## Aim of the exercise
Render the following material again verbatim, leaving nothing out.

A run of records
===============

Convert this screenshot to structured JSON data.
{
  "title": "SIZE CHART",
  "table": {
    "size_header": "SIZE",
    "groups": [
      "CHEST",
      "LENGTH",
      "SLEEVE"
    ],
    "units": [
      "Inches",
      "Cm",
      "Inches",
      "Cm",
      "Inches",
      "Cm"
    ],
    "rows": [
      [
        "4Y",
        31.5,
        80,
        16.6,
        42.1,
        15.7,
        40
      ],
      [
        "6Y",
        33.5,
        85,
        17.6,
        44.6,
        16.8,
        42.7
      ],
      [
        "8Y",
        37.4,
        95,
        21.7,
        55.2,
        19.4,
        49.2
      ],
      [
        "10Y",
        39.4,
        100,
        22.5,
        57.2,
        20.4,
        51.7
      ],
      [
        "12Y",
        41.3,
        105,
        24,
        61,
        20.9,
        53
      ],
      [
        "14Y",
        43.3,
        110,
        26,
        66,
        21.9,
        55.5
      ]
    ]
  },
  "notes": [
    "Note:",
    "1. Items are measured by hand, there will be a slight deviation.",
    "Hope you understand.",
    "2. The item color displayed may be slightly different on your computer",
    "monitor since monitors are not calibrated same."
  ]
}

===============

## Answer
Convert this screenshot to structured JSON data.
{
  "title": "SIZE CHART",
  "table": {
    "size_header": "SIZE",
    "groups": [
      "CHEST",
      "LENGTH",
      "SLEEVE"
    ],
    "units": [
      "Inches",
      "Cm",
      "Inches",
      "Cm",
      "Inches",
      "Cm"
    ],
    "rows": [
      [
        "4Y",
        31.5,
        80,
        16.6,
        42.1,
        15.7,
        40
      ],
      [
        "6Y",
        33.5,
        85,
        17.6,
        44.6,
        16.8,
        42.7
      ],
      [
        "8Y",
        37.4,
        95,
        21.7,
        55.2,
        19.4,
        49.2
      ],
      [
        "10Y",
        39.4,
        100,
        22.5,
        57.2,
        20.4,
        51.7
      ],
      [
        "12Y",
        41.3,
        105,
        24,
        61,
        20.9,
        53
      ],
      [
        "14Y",
        43.3,
        110,
        26,
        66,
        21.9,
        55.5
      ]
    ]
  },
  "notes": [
    "Note:",
    "1. Items are measured by hand, there will be a slight deviation.",
    "Hope you understand.",
    "2. The item color displayed may be slightly different on your computer",
    "monitor since monitors are not calibrated same."
  ]
}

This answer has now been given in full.